___ Given records ___

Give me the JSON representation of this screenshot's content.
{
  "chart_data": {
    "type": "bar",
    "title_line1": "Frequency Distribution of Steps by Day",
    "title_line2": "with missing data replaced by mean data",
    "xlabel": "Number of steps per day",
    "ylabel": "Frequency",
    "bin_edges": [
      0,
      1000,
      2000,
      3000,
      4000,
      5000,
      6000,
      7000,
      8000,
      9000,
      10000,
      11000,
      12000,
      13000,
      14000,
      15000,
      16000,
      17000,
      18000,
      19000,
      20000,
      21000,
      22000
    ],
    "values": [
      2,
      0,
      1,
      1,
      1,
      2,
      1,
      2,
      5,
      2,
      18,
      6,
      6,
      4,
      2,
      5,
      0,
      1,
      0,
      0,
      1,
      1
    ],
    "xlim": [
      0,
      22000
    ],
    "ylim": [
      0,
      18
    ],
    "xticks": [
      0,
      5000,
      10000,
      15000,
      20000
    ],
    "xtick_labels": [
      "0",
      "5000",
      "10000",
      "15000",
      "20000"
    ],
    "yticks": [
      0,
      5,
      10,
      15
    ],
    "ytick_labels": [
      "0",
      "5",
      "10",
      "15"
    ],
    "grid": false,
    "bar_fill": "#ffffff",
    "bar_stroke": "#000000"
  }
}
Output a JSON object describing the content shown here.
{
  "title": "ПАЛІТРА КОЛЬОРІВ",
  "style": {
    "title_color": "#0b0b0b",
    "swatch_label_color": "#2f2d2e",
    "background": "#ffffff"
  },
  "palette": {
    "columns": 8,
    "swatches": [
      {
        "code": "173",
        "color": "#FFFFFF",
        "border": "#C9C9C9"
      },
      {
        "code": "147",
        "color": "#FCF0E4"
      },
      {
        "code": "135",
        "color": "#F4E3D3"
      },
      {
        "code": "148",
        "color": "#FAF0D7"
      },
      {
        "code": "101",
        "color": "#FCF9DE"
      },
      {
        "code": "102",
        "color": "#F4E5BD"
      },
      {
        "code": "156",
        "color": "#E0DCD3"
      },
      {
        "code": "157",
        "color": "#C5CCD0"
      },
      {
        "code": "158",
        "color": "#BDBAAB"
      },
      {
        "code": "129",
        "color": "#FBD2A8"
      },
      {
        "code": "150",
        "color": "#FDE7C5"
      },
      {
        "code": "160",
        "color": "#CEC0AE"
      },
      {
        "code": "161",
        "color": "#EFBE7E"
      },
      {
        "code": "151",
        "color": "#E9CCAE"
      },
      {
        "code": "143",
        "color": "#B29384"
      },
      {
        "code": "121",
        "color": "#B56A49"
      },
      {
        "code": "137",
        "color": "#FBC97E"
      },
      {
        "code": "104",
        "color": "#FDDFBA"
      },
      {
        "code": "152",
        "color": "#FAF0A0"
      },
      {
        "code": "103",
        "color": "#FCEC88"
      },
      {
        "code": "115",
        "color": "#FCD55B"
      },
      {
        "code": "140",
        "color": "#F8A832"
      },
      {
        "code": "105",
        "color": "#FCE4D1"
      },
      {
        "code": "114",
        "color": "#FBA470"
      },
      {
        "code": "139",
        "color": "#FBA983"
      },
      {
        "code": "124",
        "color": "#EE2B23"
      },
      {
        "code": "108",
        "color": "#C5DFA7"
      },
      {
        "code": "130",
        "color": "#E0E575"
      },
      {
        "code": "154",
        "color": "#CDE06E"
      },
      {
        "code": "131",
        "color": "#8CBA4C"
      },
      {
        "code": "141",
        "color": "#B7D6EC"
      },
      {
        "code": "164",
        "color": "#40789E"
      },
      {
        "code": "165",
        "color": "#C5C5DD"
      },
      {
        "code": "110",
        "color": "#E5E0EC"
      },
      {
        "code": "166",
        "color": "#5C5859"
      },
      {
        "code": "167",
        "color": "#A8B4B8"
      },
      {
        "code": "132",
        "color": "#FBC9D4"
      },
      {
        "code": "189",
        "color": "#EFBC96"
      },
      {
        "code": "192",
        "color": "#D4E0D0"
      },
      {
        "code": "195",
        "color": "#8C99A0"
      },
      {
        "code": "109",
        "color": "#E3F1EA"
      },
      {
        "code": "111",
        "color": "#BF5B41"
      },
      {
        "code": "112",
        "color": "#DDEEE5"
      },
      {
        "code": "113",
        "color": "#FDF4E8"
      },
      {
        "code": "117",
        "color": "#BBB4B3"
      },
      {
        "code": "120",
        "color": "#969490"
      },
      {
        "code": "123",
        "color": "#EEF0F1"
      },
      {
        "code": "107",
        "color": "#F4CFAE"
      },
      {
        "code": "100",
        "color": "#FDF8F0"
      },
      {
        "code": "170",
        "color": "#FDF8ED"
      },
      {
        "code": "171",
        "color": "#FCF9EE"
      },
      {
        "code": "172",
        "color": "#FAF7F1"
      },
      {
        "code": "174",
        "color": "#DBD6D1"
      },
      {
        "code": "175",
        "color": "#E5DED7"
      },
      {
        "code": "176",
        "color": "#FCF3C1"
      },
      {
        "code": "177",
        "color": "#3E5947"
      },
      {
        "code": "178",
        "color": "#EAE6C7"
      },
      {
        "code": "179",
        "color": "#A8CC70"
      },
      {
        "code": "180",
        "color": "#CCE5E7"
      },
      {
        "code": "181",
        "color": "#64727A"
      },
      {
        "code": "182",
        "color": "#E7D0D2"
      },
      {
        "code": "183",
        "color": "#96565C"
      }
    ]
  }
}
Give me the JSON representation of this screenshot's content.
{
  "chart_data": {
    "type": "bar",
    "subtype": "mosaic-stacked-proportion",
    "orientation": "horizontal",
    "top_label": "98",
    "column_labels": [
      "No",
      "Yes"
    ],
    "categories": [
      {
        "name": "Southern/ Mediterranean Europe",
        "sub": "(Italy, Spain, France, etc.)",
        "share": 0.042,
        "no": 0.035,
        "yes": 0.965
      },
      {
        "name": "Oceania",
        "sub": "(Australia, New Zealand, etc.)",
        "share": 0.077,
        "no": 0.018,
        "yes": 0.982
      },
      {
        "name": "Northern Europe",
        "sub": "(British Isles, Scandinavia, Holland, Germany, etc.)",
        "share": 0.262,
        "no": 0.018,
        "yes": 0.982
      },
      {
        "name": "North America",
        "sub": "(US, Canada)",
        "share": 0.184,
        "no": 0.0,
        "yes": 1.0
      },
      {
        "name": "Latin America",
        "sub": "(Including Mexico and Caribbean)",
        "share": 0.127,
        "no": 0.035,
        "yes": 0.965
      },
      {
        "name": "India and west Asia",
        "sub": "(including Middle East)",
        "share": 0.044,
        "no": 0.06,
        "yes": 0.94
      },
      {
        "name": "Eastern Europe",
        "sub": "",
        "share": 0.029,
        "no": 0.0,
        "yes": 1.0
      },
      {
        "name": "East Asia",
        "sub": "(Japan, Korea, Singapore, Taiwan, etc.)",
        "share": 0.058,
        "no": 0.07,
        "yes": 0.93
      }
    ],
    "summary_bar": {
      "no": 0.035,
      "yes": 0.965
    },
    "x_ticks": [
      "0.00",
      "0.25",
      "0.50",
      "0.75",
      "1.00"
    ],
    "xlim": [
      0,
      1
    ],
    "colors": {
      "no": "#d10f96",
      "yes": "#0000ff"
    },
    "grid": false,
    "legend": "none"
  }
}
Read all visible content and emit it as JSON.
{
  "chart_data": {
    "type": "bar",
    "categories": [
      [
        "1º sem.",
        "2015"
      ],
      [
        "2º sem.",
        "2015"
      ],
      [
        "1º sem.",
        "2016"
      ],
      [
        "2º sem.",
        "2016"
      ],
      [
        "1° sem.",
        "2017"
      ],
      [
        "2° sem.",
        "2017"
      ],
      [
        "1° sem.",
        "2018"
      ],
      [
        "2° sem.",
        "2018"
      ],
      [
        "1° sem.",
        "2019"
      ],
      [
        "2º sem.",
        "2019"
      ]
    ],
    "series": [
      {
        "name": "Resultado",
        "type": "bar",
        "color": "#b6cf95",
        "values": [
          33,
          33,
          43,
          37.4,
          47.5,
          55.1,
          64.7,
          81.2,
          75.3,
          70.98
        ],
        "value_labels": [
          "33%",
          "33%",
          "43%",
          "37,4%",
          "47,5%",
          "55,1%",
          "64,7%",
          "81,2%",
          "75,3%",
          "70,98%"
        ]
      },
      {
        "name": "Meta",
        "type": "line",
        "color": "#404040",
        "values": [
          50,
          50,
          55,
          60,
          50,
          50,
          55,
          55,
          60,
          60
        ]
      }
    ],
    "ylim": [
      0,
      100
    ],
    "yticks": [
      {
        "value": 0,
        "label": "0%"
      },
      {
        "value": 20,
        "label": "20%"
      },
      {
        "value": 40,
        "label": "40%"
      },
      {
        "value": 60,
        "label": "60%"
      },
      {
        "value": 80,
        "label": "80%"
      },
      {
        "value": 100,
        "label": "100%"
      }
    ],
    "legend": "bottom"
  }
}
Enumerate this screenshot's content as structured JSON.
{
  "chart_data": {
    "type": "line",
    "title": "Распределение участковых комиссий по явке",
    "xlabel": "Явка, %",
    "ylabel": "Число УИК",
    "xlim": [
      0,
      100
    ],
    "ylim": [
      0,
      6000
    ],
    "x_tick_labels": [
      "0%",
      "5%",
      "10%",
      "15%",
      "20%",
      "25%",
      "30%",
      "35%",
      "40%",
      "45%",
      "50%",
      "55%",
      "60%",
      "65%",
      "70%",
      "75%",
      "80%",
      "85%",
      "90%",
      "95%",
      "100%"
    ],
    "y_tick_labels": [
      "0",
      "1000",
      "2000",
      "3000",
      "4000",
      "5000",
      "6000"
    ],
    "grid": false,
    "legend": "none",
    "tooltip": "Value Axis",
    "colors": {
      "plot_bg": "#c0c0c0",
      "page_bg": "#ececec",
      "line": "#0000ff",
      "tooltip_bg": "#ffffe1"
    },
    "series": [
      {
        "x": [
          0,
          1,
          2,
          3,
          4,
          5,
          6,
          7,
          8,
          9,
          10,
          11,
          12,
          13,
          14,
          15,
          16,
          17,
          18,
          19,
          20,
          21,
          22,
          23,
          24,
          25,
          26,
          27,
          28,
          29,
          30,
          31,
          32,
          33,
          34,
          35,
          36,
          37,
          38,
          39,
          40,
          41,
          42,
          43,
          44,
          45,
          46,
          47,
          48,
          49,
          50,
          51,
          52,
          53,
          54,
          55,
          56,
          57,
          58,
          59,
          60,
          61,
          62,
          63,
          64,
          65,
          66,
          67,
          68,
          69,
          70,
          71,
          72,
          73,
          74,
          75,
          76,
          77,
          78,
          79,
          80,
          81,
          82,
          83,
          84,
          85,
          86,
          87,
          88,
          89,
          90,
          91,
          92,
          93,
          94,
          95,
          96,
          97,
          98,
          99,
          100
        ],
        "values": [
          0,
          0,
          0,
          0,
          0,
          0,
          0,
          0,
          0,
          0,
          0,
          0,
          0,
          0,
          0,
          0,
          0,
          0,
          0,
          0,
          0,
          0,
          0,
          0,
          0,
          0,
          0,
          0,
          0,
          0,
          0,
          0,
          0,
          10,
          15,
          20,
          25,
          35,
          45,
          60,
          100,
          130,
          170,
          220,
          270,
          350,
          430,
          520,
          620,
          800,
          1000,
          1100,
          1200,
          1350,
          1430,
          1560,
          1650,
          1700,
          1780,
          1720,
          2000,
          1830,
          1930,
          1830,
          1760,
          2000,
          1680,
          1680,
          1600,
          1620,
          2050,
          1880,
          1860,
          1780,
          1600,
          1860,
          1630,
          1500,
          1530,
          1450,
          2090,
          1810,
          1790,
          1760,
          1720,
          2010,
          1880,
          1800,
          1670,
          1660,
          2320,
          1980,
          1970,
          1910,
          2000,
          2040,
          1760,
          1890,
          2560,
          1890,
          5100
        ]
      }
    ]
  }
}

___

» Task to carry out
Count every line of the material above that holds the string "name", then state only the total.

» Solution to the problem
10